■ **Goal**: Make an exact copy of the data below, leaving out every picture.

(Figure data in JSON)
___

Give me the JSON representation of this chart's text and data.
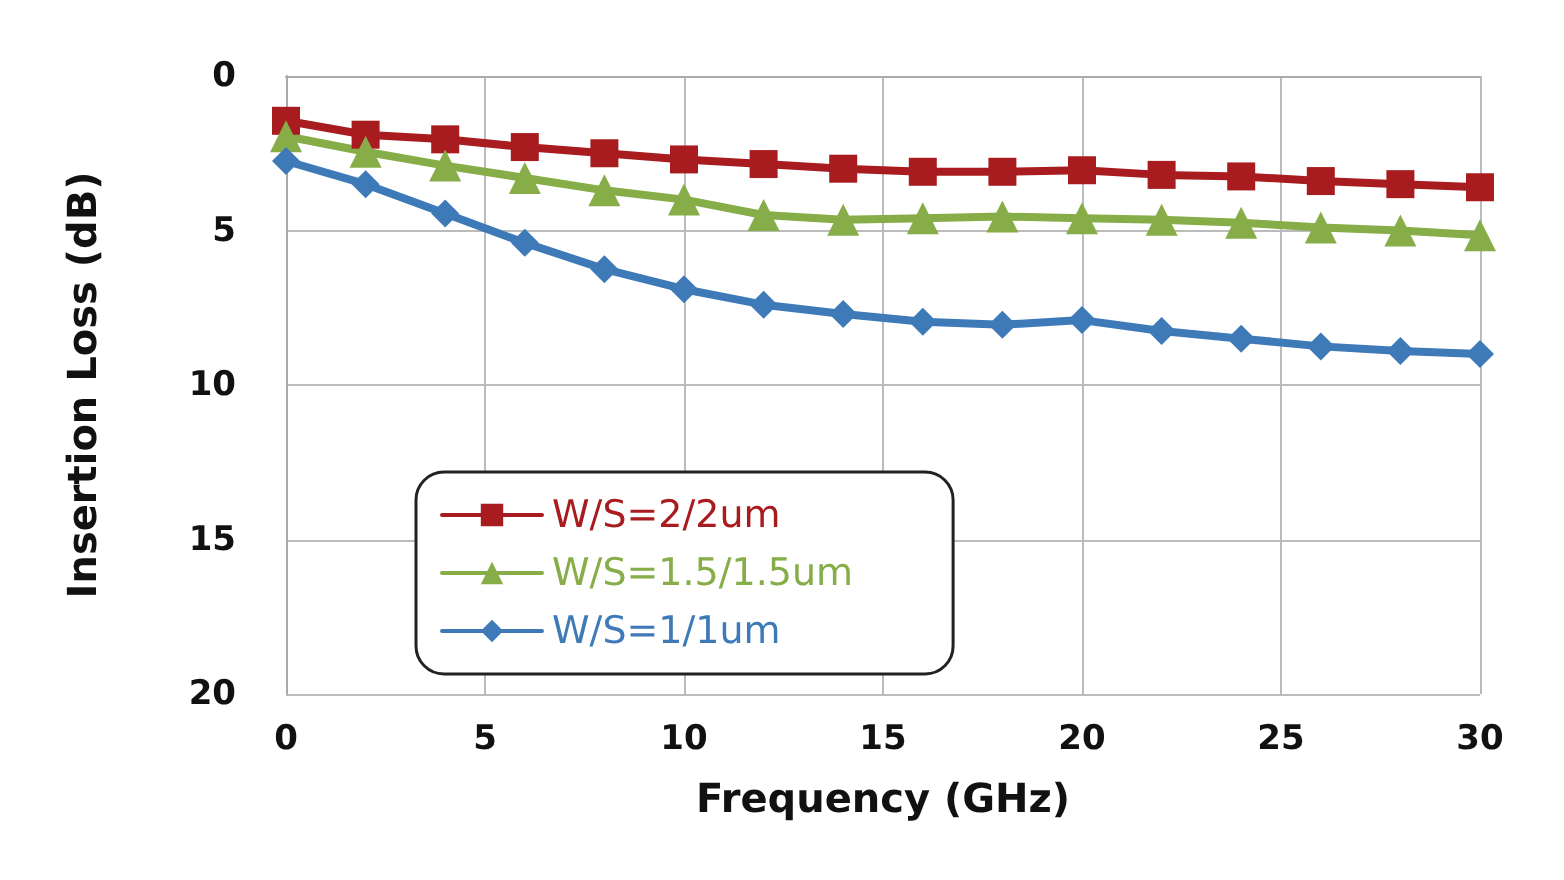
{
  "chart_data": {
    "type": "line",
    "xlabel": "Frequency (GHz)",
    "ylabel": "Insertion Loss (dB)",
    "x": [
      0,
      2,
      4,
      6,
      8,
      10,
      12,
      14,
      16,
      18,
      20,
      22,
      24,
      26,
      28,
      30
    ],
    "series": [
      {
        "name": "W/S=2/2um",
        "color": "#a81c1f",
        "marker": "square",
        "values": [
          1.45,
          1.9,
          2.05,
          2.3,
          2.5,
          2.7,
          2.85,
          3.0,
          3.1,
          3.1,
          3.05,
          3.2,
          3.25,
          3.4,
          3.5,
          3.6
        ]
      },
      {
        "name": "W/S=1.5/1.5um",
        "color": "#86ad47",
        "marker": "triangle",
        "values": [
          1.95,
          2.45,
          2.9,
          3.3,
          3.7,
          4.0,
          4.5,
          4.65,
          4.6,
          4.55,
          4.6,
          4.65,
          4.75,
          4.9,
          5.0,
          5.15
        ]
      },
      {
        "name": "W/S=1/1um",
        "color": "#3f7ab8",
        "marker": "diamond",
        "values": [
          2.75,
          3.5,
          4.45,
          5.4,
          6.25,
          6.9,
          7.4,
          7.7,
          7.95,
          8.05,
          7.9,
          8.25,
          8.5,
          8.75,
          8.9,
          9.0
        ]
      }
    ],
    "xlim": [
      0,
      30
    ],
    "xticks": [
      0,
      5,
      10,
      15,
      20,
      25,
      30
    ],
    "ylim": [
      20,
      0
    ],
    "yticks": [
      0,
      5,
      10,
      15,
      20
    ],
    "grid": true,
    "legend": "bottom left"
  }
}
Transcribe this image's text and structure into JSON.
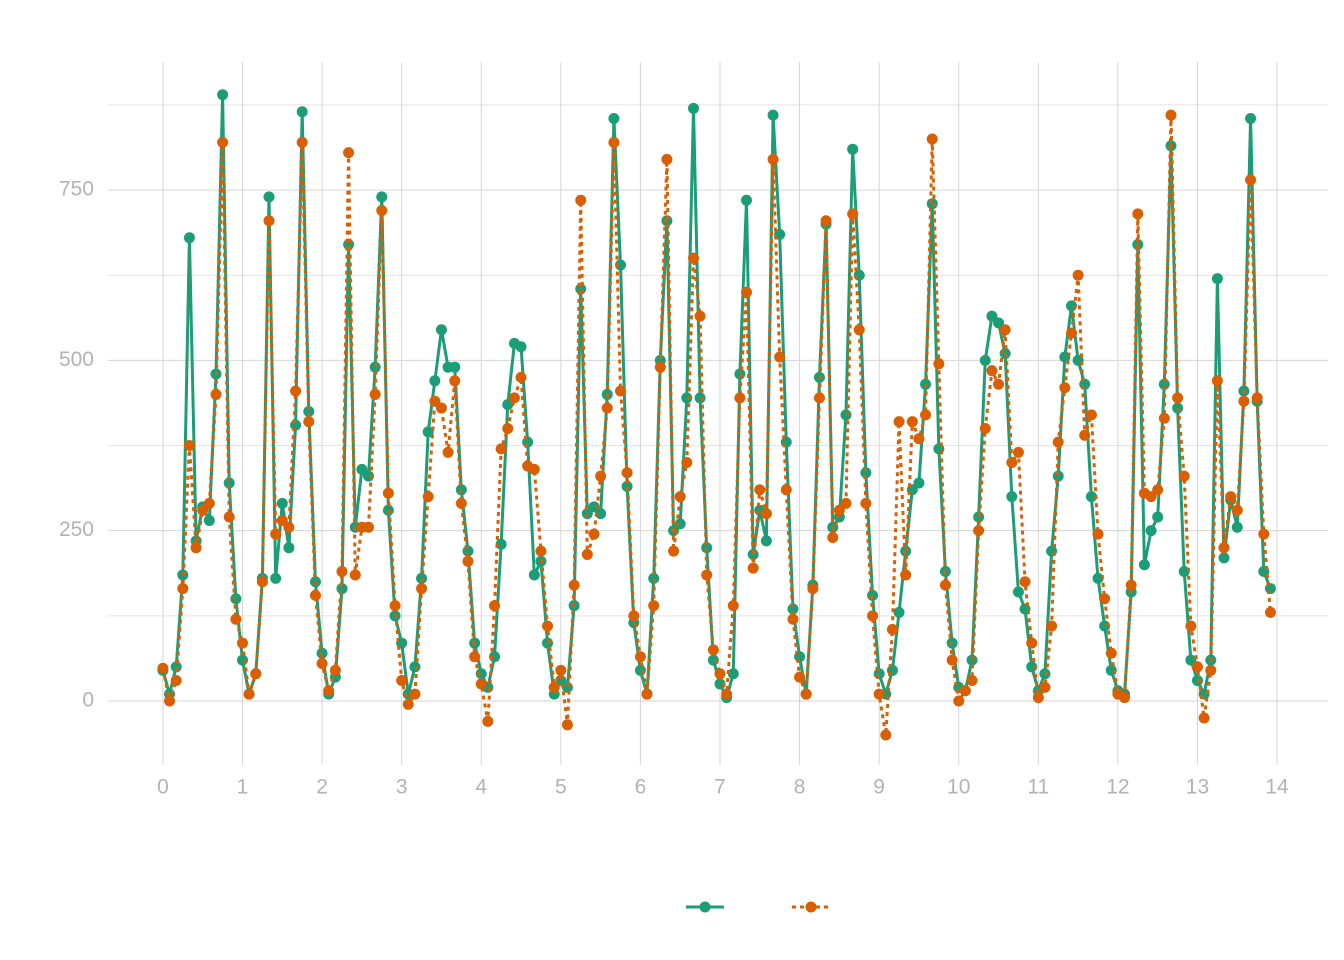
{
  "chart_data": {
    "type": "line",
    "x": [
      0,
      0.083,
      0.167,
      0.25,
      0.333,
      0.417,
      0.5,
      0.583,
      0.667,
      0.75,
      0.833,
      0.917,
      1,
      1.083,
      1.167,
      1.25,
      1.333,
      1.417,
      1.5,
      1.583,
      1.667,
      1.75,
      1.833,
      1.917,
      2,
      2.083,
      2.167,
      2.25,
      2.333,
      2.417,
      2.5,
      2.583,
      2.667,
      2.75,
      2.833,
      2.917,
      3,
      3.083,
      3.167,
      3.25,
      3.333,
      3.417,
      3.5,
      3.583,
      3.667,
      3.75,
      3.833,
      3.917,
      4,
      4.083,
      4.167,
      4.25,
      4.333,
      4.417,
      4.5,
      4.583,
      4.667,
      4.75,
      4.833,
      4.917,
      5,
      5.083,
      5.167,
      5.25,
      5.333,
      5.417,
      5.5,
      5.583,
      5.667,
      5.75,
      5.833,
      5.917,
      6,
      6.083,
      6.167,
      6.25,
      6.333,
      6.417,
      6.5,
      6.583,
      6.667,
      6.75,
      6.833,
      6.917,
      7,
      7.083,
      7.167,
      7.25,
      7.333,
      7.417,
      7.5,
      7.583,
      7.667,
      7.75,
      7.833,
      7.917,
      8,
      8.083,
      8.167,
      8.25,
      8.333,
      8.417,
      8.5,
      8.583,
      8.667,
      8.75,
      8.833,
      8.917,
      9,
      9.083,
      9.167,
      9.25,
      9.333,
      9.417,
      9.5,
      9.583,
      9.667,
      9.75,
      9.833,
      9.917,
      10,
      10.083,
      10.167,
      10.25,
      10.333,
      10.417,
      10.5,
      10.583,
      10.667,
      10.75,
      10.833,
      10.917,
      11,
      11.083,
      11.167,
      11.25,
      11.333,
      11.417,
      11.5,
      11.583,
      11.667,
      11.75,
      11.833,
      11.917,
      12,
      12.083,
      12.167,
      12.25,
      12.333,
      12.417,
      12.5,
      12.583,
      12.667,
      12.75,
      12.833,
      12.917,
      13,
      13.083,
      13.167,
      13.25,
      13.333,
      13.417,
      13.5,
      13.583,
      13.667,
      13.75,
      13.833,
      13.917
    ],
    "series": [
      {
        "color": "#1b9e77",
        "dash": "solid",
        "values": [
          45,
          10,
          50,
          185,
          680,
          235,
          285,
          265,
          480,
          890,
          320,
          150,
          60,
          10,
          40,
          180,
          740,
          180,
          290,
          225,
          405,
          865,
          425,
          175,
          70,
          10,
          35,
          165,
          670,
          255,
          340,
          330,
          490,
          740,
          280,
          125,
          85,
          10,
          50,
          180,
          395,
          470,
          545,
          490,
          490,
          310,
          220,
          85,
          40,
          20,
          65,
          230,
          435,
          525,
          520,
          380,
          185,
          205,
          85,
          10,
          30,
          20,
          140,
          605,
          275,
          285,
          275,
          450,
          855,
          640,
          315,
          115,
          45,
          10,
          180,
          500,
          705,
          250,
          260,
          445,
          870,
          445,
          225,
          60,
          25,
          5,
          40,
          480,
          735,
          215,
          280,
          235,
          860,
          685,
          380,
          135,
          65,
          10,
          170,
          475,
          700,
          255,
          270,
          420,
          810,
          625,
          335,
          155,
          40,
          10,
          45,
          130,
          220,
          310,
          320,
          465,
          730,
          370,
          190,
          85,
          20,
          15,
          60,
          270,
          500,
          565,
          555,
          510,
          300,
          160,
          135,
          50,
          15,
          40,
          220,
          330,
          505,
          580,
          500,
          465,
          300,
          180,
          110,
          45,
          15,
          10,
          160,
          670,
          200,
          250,
          270,
          465,
          815,
          430,
          190,
          60,
          30,
          10,
          60,
          620,
          210,
          295,
          255,
          455,
          855,
          440,
          190,
          165
        ]
      },
      {
        "color": "#d95f02",
        "dash": "dotted",
        "values": [
          48,
          0,
          30,
          165,
          375,
          225,
          280,
          290,
          450,
          820,
          270,
          120,
          85,
          10,
          40,
          175,
          705,
          245,
          265,
          255,
          455,
          820,
          410,
          155,
          55,
          15,
          45,
          190,
          805,
          185,
          255,
          255,
          450,
          720,
          305,
          140,
          30,
          -5,
          10,
          165,
          300,
          440,
          430,
          365,
          470,
          290,
          205,
          65,
          25,
          -30,
          140,
          370,
          400,
          445,
          475,
          345,
          340,
          220,
          110,
          20,
          45,
          -35,
          170,
          735,
          215,
          245,
          330,
          430,
          820,
          455,
          335,
          125,
          65,
          10,
          140,
          490,
          795,
          220,
          300,
          350,
          650,
          565,
          185,
          75,
          40,
          10,
          140,
          445,
          600,
          195,
          310,
          275,
          795,
          505,
          310,
          120,
          35,
          10,
          165,
          445,
          705,
          240,
          280,
          290,
          715,
          545,
          290,
          125,
          10,
          -50,
          105,
          410,
          185,
          410,
          385,
          420,
          825,
          495,
          170,
          60,
          0,
          15,
          30,
          250,
          400,
          485,
          465,
          545,
          350,
          365,
          175,
          85,
          5,
          20,
          110,
          380,
          460,
          540,
          625,
          390,
          420,
          245,
          150,
          70,
          10,
          5,
          170,
          715,
          305,
          300,
          310,
          415,
          860,
          445,
          330,
          110,
          50,
          -25,
          45,
          470,
          225,
          300,
          280,
          440,
          765,
          445,
          245,
          130
        ]
      }
    ],
    "xlim": [
      -0.69,
      14.64
    ],
    "xticks": [
      0,
      1,
      2,
      3,
      4,
      5,
      6,
      7,
      8,
      9,
      10,
      11,
      12,
      13,
      14
    ],
    "ylim": [
      -94,
      938
    ],
    "yticks": [
      0,
      250,
      500,
      750
    ],
    "yminor": [
      125,
      375,
      625,
      875
    ],
    "grid": true,
    "legend": "bottom"
  }
}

___

■ **Answer to the problem**:
Give me the JSON representation of this chart's text and data.
{
  "chart_data": {
    "type": "line",
    "xlabel": "Frequency (GHz)",
    "ylabel": "Insertion Loss (dB)",
    "x": [
      0,
      2,
      4,
      6,
      8,
      10,
      12,
      14,
      16,
      18,
      20,
      22,
      24,
      26,
      28,
      30
    ],
    "series": [
      {
        "name": "W/S=2/2um",
        "color": "#a81c1f",
        "marker": "square",
        "values": [
          1.45,
          1.9,
          2.05,
          2.3,
          2.5,
          2.7,
          2.85,
          3.0,
          3.1,
          3.1,
          3.05,
          3.2,
          3.25,
          3.4,
          3.5,
          3.6
        ]
      },
      {
        "name": "W/S=1.5/1.5um",
        "color": "#86ad47",
        "marker": "triangle",
        "values": [
          1.95,
          2.45,
          2.9,
          3.3,
          3.7,
          4.0,
          4.5,
          4.65,
          4.6,
          4.55,
          4.6,
          4.65,
          4.75,
          4.9,
          5.0,
          5.15
        ]
      },
      {
        "name": "W/S=1/1um",
        "color": "#3f7ab8",
        "marker": "diamond",
        "values": [
          2.75,
          3.5,
          4.45,
          5.4,
          6.25,
          6.9,
          7.4,
          7.7,
          7.95,
          8.05,
          7.9,
          8.25,
          8.5,
          8.75,
          8.9,
          9.0
        ]
      }
    ],
    "xlim": [
      0,
      30
    ],
    "xticks": [
      0,
      5,
      10,
      15,
      20,
      25,
      30
    ],
    "ylim": [
      20,
      0
    ],
    "yticks": [
      0,
      5,
      10,
      15,
      20
    ],
    "grid": true,
    "legend": "bottom left"
  }
}
Transcribe this image's text and structure into JSON.
{
  "chart_data": {
    "type": "line",
    "x": [
      0,
      0.083,
      0.167,
      0.25,
      0.333,
      0.417,
      0.5,
      0.583,
      0.667,
      0.75,
      0.833,
      0.917,
      1,
      1.083,
      1.167,
      1.25,
      1.333,
      1.417,
      1.5,
      1.583,
      1.667,
      1.75,
      1.833,
      1.917,
      2,
      2.083,
      2.167,
      2.25,
      2.333,
      2.417,
      2.5,
      2.583,
      2.667,
      2.75,
      2.833,
      2.917,
      3,
      3.083,
      3.167,
      3.25,
      3.333,
      3.417,
      3.5,
      3.583,
      3.667,
      3.75,
      3.833,
      3.917,
      4,
      4.083,
      4.167,
      4.25,
      4.333,
      4.417,
      4.5,
      4.583,
      4.667,
      4.75,
      4.833,
      4.917,
      5,
      5.083,
      5.167,
      5.25,
      5.333,
      5.417,
      5.5,
      5.583,
      5.667,
      5.75,
      5.833,
      5.917,
      6,
      6.083,
      6.167,
      6.25,
      6.333,
      6.417,
      6.5,
      6.583,
      6.667,
      6.75,
      6.833,
      6.917,
      7,
      7.083,
      7.167,
      7.25,
      7.333,
      7.417,
      7.5,
      7.583,
      7.667,
      7.75,
      7.833,
      7.917,
      8,
      8.083,
      8.167,
      8.25,
      8.333,
      8.417,
      8.5,
      8.583,
      8.667,
      8.75,
      8.833,
      8.917,
      9,
      9.083,
      9.167,
      9.25,
      9.333,
      9.417,
      9.5,
      9.583,
      9.667,
      9.75,
      9.833,
      9.917,
      10,
      10.083,
      10.167,
      10.25,
      10.333,
      10.417,
      10.5,
      10.583,
      10.667,
      10.75,
      10.833,
      10.917,
      11,
      11.083,
      11.167,
      11.25,
      11.333,
      11.417,
      11.5,
      11.583,
      11.667,
      11.75,
      11.833,
      11.917,
      12,
      12.083,
      12.167,
      12.25,
      12.333,
      12.417,
      12.5,
      12.583,
      12.667,
      12.75,
      12.833,
      12.917,
      13,
      13.083,
      13.167,
      13.25,
      13.333,
      13.417,
      13.5,
      13.583,
      13.667,
      13.75,
      13.833,
      13.917
    ],
    "series": [
      {
        "color": "#1b9e77",
        "dash": "solid",
        "values": [
          45,
          10,
          50,
          185,
          680,
          235,
          285,
          265,
          480,
          890,
          320,
          150,
          60,
          10,
          40,
          180,
          740,
          180,
          290,
          225,
          405,
          865,
          425,
          175,
          70,
          10,
          35,
          165,
          670,
          255,
          340,
          330,
          490,
          740,
          280,
          125,
          85,
          10,
          50,
          180,
          395,
          470,
          545,
          490,
          490,
          310,
          220,
          85,
          40,
          20,
          65,
          230,
          435,
          525,
          520,
          380,
          185,
          205,
          85,
          10,
          30,
          20,
          140,
          605,
          275,
          285,
          275,
          450,
          855,
          640,
          315,
          115,
          45,
          10,
          180,
          500,
          705,
          250,
          260,
          445,
          870,
          445,
          225,
          60,
          25,
          5,
          40,
          480,
          735,
          215,
          280,
          235,
          860,
          685,
          380,
          135,
          65,
          10,
          170,
          475,
          700,
          255,
          270,
          420,
          810,
          625,
          335,
          155,
          40,
          10,
          45,
          130,
          220,
          310,
          320,
          465,
          730,
          370,
          190,
          85,
          20,
          15,
          60,
          270,
          500,
          565,
          555,
          510,
          300,
          160,
          135,
          50,
          15,
          40,
          220,
          330,
          505,
          580,
          500,
          465,
          300,
          180,
          110,
          45,
          15,
          10,
          160,
          670,
          200,
          250,
          270,
          465,
          815,
          430,
          190,
          60,
          30,
          10,
          60,
          620,
          210,
          295,
          255,
          455,
          855,
          440,
          190,
          165
        ]
      },
      {
        "color": "#d95f02",
        "dash": "dotted",
        "values": [
          48,
          0,
          30,
          165,
          375,
          225,
          280,
          290,
          450,
          820,
          270,
          120,
          85,
          10,
          40,
          175,
          705,
          245,
          265,
          255,
          455,
          820,
          410,
          155,
          55,
          15,
          45,
          190,
          805,
          185,
          255,
          255,
          450,
          720,
          305,
          140,
          30,
          -5,
          10,
          165,
          300,
          440,
          430,
          365,
          470,
          290,
          205,
          65,
          25,
          -30,
          140,
          370,
          400,
          445,
          475,
          345,
          340,
          220,
          110,
          20,
          45,
          -35,
          170,
          735,
          215,
          245,
          330,
          430,
          820,
          455,
          335,
          125,
          65,
          10,
          140,
          490,
          795,
          220,
          300,
          350,
          650,
          565,
          185,
          75,
          40,
          10,
          140,
          445,
          600,
          195,
          310,
          275,
          795,
          505,
          310,
          120,
          35,
          10,
          165,
          445,
          705,
          240,
          280,
          290,
          715,
          545,
          290,
          125,
          10,
          -50,
          105,
          410,
          185,
          410,
          385,
          420,
          825,
          495,
          170,
          60,
          0,
          15,
          30,
          250,
          400,
          485,
          465,
          545,
          350,
          365,
          175,
          85,
          5,
          20,
          110,
          380,
          460,
          540,
          625,
          390,
          420,
          245,
          150,
          70,
          10,
          5,
          170,
          715,
          305,
          300,
          310,
          415,
          860,
          445,
          330,
          110,
          50,
          -25,
          45,
          470,
          225,
          300,
          280,
          440,
          765,
          445,
          245,
          130
        ]
      }
    ],
    "xlim": [
      -0.69,
      14.64
    ],
    "xticks": [
      0,
      1,
      2,
      3,
      4,
      5,
      6,
      7,
      8,
      9,
      10,
      11,
      12,
      13,
      14
    ],
    "ylim": [
      -94,
      938
    ],
    "yticks": [
      0,
      250,
      500,
      750
    ],
    "yminor": [
      125,
      375,
      625,
      875
    ],
    "grid": true,
    "legend": "bottom"
  }
}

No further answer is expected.